## WORK TO BE COMPLETED
No picture belongs in the copy. Repeat each line below exactly.

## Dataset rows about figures

╔══

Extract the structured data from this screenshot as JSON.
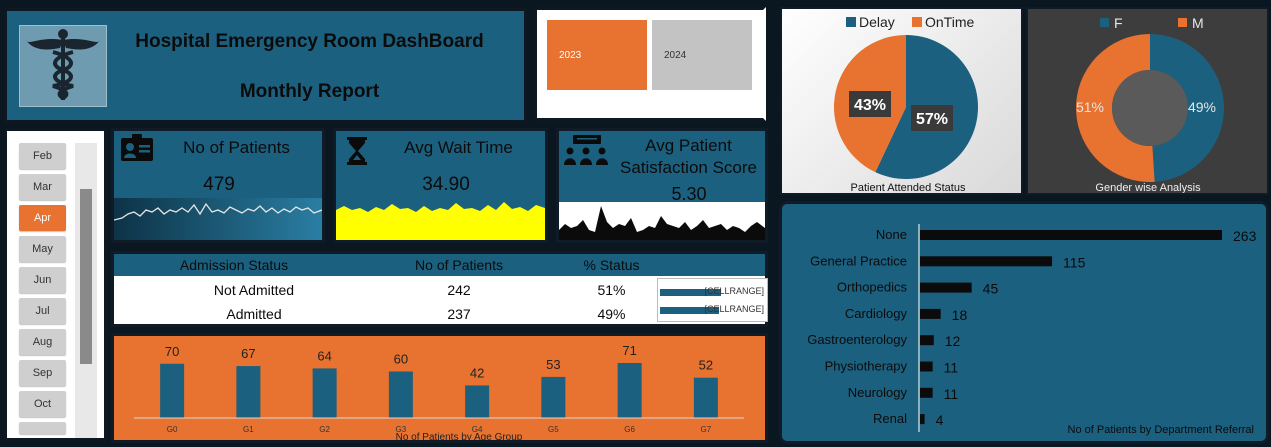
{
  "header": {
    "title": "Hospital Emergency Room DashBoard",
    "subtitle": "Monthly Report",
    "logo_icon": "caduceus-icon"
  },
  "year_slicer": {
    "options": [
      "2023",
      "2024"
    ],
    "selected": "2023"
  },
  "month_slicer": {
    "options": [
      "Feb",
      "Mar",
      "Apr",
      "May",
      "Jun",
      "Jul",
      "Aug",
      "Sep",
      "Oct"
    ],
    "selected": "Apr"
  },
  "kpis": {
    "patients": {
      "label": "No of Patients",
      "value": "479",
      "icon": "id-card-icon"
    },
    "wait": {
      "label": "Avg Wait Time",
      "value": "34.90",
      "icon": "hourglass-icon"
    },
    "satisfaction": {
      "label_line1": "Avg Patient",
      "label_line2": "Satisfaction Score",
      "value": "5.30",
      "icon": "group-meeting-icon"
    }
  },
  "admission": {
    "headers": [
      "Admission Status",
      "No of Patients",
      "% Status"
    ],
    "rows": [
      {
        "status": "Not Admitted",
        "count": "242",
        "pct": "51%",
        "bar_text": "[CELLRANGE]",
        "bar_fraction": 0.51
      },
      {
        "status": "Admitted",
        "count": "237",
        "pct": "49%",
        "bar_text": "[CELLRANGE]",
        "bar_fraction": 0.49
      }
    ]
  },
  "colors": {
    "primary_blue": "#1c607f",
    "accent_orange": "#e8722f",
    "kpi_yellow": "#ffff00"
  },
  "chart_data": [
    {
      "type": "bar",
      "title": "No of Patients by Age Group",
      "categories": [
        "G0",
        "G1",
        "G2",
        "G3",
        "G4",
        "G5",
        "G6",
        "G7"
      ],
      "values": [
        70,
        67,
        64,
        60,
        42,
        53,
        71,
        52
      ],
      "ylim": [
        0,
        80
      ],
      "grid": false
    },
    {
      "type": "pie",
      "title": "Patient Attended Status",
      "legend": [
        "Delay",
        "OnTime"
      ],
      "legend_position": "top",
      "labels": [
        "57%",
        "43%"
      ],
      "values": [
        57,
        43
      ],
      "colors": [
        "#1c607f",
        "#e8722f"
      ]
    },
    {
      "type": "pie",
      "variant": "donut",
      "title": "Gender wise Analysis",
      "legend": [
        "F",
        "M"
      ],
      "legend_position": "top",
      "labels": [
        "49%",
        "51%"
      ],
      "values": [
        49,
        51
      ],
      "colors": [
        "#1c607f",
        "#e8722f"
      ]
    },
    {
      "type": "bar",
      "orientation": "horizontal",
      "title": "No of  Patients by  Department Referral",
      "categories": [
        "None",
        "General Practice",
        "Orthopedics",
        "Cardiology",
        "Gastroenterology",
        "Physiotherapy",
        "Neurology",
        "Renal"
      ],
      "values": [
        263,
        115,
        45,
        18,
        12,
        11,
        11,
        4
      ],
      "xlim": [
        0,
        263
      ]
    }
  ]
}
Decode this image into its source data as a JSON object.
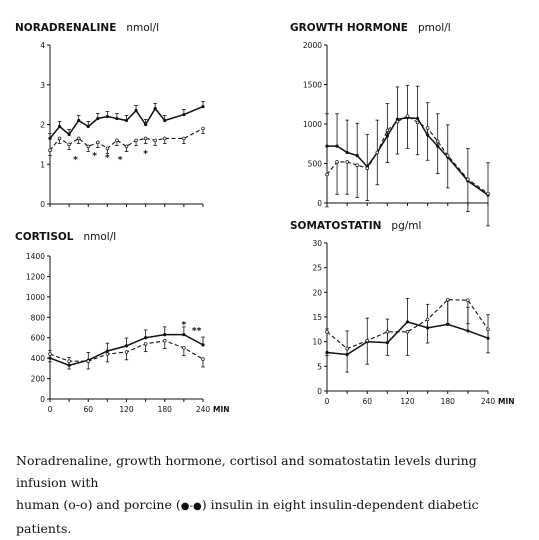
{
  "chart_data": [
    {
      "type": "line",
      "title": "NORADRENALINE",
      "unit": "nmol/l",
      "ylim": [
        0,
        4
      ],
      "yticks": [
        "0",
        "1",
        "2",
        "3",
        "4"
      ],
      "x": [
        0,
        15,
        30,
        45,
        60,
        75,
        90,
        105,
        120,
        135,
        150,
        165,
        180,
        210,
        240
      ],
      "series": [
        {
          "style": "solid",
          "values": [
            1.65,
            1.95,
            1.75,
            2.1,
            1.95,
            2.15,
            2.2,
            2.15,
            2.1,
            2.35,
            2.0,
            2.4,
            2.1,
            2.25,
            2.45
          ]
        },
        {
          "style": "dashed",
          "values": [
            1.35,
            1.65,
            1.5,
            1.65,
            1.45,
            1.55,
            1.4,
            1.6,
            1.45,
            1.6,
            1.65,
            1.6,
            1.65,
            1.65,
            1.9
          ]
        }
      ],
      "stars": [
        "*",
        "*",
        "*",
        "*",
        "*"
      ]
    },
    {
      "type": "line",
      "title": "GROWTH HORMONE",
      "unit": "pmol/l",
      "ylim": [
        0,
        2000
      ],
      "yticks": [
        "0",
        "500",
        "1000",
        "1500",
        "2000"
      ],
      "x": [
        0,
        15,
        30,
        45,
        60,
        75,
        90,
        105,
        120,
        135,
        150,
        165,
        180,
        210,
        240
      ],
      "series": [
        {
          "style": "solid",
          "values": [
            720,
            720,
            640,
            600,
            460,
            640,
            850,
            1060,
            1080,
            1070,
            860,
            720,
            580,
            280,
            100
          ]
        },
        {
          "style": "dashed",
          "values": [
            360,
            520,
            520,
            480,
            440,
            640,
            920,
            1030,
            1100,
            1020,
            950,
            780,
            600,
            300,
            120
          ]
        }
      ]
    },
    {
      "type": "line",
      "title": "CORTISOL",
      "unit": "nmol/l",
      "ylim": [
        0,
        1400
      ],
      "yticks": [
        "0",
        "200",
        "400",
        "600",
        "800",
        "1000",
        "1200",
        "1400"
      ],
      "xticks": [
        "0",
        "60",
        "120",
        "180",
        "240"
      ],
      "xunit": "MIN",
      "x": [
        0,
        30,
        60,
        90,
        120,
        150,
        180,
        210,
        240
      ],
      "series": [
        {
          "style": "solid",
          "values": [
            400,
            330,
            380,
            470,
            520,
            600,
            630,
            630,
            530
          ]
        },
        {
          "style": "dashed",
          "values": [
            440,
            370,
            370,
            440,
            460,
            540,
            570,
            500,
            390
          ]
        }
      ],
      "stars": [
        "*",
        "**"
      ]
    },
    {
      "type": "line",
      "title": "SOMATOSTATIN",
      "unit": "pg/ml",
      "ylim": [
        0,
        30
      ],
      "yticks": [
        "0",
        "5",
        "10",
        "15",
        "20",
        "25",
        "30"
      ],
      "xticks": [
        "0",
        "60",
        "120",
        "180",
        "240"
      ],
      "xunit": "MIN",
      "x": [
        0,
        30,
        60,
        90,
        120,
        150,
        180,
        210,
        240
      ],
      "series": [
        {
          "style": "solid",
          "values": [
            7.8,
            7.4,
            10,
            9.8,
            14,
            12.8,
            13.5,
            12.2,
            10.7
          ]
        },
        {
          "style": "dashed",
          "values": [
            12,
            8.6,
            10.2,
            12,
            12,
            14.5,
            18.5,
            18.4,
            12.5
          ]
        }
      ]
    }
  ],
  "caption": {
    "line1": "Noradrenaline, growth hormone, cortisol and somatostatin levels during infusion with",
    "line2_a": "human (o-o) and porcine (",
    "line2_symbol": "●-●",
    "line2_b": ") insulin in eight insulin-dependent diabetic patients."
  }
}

╚══

## WRITTEN ANSWER
Extract the structured data from this screenshot as JSON.
{
  "header": {
    "title": "Hospital Emergency Room DashBoard",
    "subtitle": "Monthly Report",
    "logo_icon": "caduceus-icon"
  },
  "year_slicer": {
    "options": [
      "2023",
      "2024"
    ],
    "selected": "2023"
  },
  "month_slicer": {
    "options": [
      "Feb",
      "Mar",
      "Apr",
      "May",
      "Jun",
      "Jul",
      "Aug",
      "Sep",
      "Oct"
    ],
    "selected": "Apr"
  },
  "kpis": {
    "patients": {
      "label": "No of Patients",
      "value": "479",
      "icon": "id-card-icon"
    },
    "wait": {
      "label": "Avg Wait Time",
      "value": "34.90",
      "icon": "hourglass-icon"
    },
    "satisfaction": {
      "label_line1": "Avg Patient",
      "label_line2": "Satisfaction Score",
      "value": "5.30",
      "icon": "group-meeting-icon"
    }
  },
  "admission": {
    "headers": [
      "Admission Status",
      "No of Patients",
      "% Status"
    ],
    "rows": [
      {
        "status": "Not Admitted",
        "count": "242",
        "pct": "51%",
        "bar_text": "[CELLRANGE]",
        "bar_fraction": 0.51
      },
      {
        "status": "Admitted",
        "count": "237",
        "pct": "49%",
        "bar_text": "[CELLRANGE]",
        "bar_fraction": 0.49
      }
    ]
  },
  "colors": {
    "primary_blue": "#1c607f",
    "accent_orange": "#e8722f",
    "kpi_yellow": "#ffff00"
  },
  "chart_data": [
    {
      "type": "bar",
      "title": "No of Patients by Age Group",
      "categories": [
        "G0",
        "G1",
        "G2",
        "G3",
        "G4",
        "G5",
        "G6",
        "G7"
      ],
      "values": [
        70,
        67,
        64,
        60,
        42,
        53,
        71,
        52
      ],
      "ylim": [
        0,
        80
      ],
      "grid": false
    },
    {
      "type": "pie",
      "title": "Patient Attended Status",
      "legend": [
        "Delay",
        "OnTime"
      ],
      "legend_position": "top",
      "labels": [
        "57%",
        "43%"
      ],
      "values": [
        57,
        43
      ],
      "colors": [
        "#1c607f",
        "#e8722f"
      ]
    },
    {
      "type": "pie",
      "variant": "donut",
      "title": "Gender wise Analysis",
      "legend": [
        "F",
        "M"
      ],
      "legend_position": "top",
      "labels": [
        "49%",
        "51%"
      ],
      "values": [
        49,
        51
      ],
      "colors": [
        "#1c607f",
        "#e8722f"
      ]
    },
    {
      "type": "bar",
      "orientation": "horizontal",
      "title": "No of  Patients by  Department Referral",
      "categories": [
        "None",
        "General Practice",
        "Orthopedics",
        "Cardiology",
        "Gastroenterology",
        "Physiotherapy",
        "Neurology",
        "Renal"
      ],
      "values": [
        263,
        115,
        45,
        18,
        12,
        11,
        11,
        4
      ],
      "xlim": [
        0,
        263
      ]
    }
  ]
}
Decode this image into its source data as a JSON object.
{
  "chart_data": [
    {
      "type": "line",
      "title": "NORADRENALINE",
      "unit": "nmol/l",
      "ylim": [
        0,
        4
      ],
      "yticks": [
        "0",
        "1",
        "2",
        "3",
        "4"
      ],
      "x": [
        0,
        15,
        30,
        45,
        60,
        75,
        90,
        105,
        120,
        135,
        150,
        165,
        180,
        210,
        240
      ],
      "series": [
        {
          "style": "solid",
          "values": [
            1.65,
            1.95,
            1.75,
            2.1,
            1.95,
            2.15,
            2.2,
            2.15,
            2.1,
            2.35,
            2.0,
            2.4,
            2.1,
            2.25,
            2.45
          ]
        },
        {
          "style": "dashed",
          "values": [
            1.35,
            1.65,
            1.5,
            1.65,
            1.45,
            1.55,
            1.4,
            1.6,
            1.45,
            1.6,
            1.65,
            1.6,
            1.65,
            1.65,
            1.9
          ]
        }
      ],
      "stars": [
        "*",
        "*",
        "*",
        "*",
        "*"
      ]
    },
    {
      "type": "line",
      "title": "GROWTH HORMONE",
      "unit": "pmol/l",
      "ylim": [
        0,
        2000
      ],
      "yticks": [
        "0",
        "500",
        "1000",
        "1500",
        "2000"
      ],
      "x": [
        0,
        15,
        30,
        45,
        60,
        75,
        90,
        105,
        120,
        135,
        150,
        165,
        180,
        210,
        240
      ],
      "series": [
        {
          "style": "solid",
          "values": [
            720,
            720,
            640,
            600,
            460,
            640,
            850,
            1060,
            1080,
            1070,
            860,
            720,
            580,
            280,
            100
          ]
        },
        {
          "style": "dashed",
          "values": [
            360,
            520,
            520,
            480,
            440,
            640,
            920,
            1030,
            1100,
            1020,
            950,
            780,
            600,
            300,
            120
          ]
        }
      ]
    },
    {
      "type": "line",
      "title": "CORTISOL",
      "unit": "nmol/l",
      "ylim": [
        0,
        1400
      ],
      "yticks": [
        "0",
        "200",
        "400",
        "600",
        "800",
        "1000",
        "1200",
        "1400"
      ],
      "xticks": [
        "0",
        "60",
        "120",
        "180",
        "240"
      ],
      "xunit": "MIN",
      "x": [
        0,
        30,
        60,
        90,
        120,
        150,
        180,
        210,
        240
      ],
      "series": [
        {
          "style": "solid",
          "values": [
            400,
            330,
            380,
            470,
            520,
            600,
            630,
            630,
            530
          ]
        },
        {
          "style": "dashed",
          "values": [
            440,
            370,
            370,
            440,
            460,
            540,
            570,
            500,
            390
          ]
        }
      ],
      "stars": [
        "*",
        "**"
      ]
    },
    {
      "type": "line",
      "title": "SOMATOSTATIN",
      "unit": "pg/ml",
      "ylim": [
        0,
        30
      ],
      "yticks": [
        "0",
        "5",
        "10",
        "15",
        "20",
        "25",
        "30"
      ],
      "xticks": [
        "0",
        "60",
        "120",
        "180",
        "240"
      ],
      "xunit": "MIN",
      "x": [
        0,
        30,
        60,
        90,
        120,
        150,
        180,
        210,
        240
      ],
      "series": [
        {
          "style": "solid",
          "values": [
            7.8,
            7.4,
            10,
            9.8,
            14,
            12.8,
            13.5,
            12.2,
            10.7
          ]
        },
        {
          "style": "dashed",
          "values": [
            12,
            8.6,
            10.2,
            12,
            12,
            14.5,
            18.5,
            18.4,
            12.5
          ]
        }
      ]
    }
  ],
  "caption": {
    "line1": "Noradrenaline, growth hormone, cortisol and somatostatin levels during infusion with",
    "line2_a": "human (o-o) and porcine (",
    "line2_symbol": "●-●",
    "line2_b": ") insulin in eight insulin-dependent diabetic patients."
  }
}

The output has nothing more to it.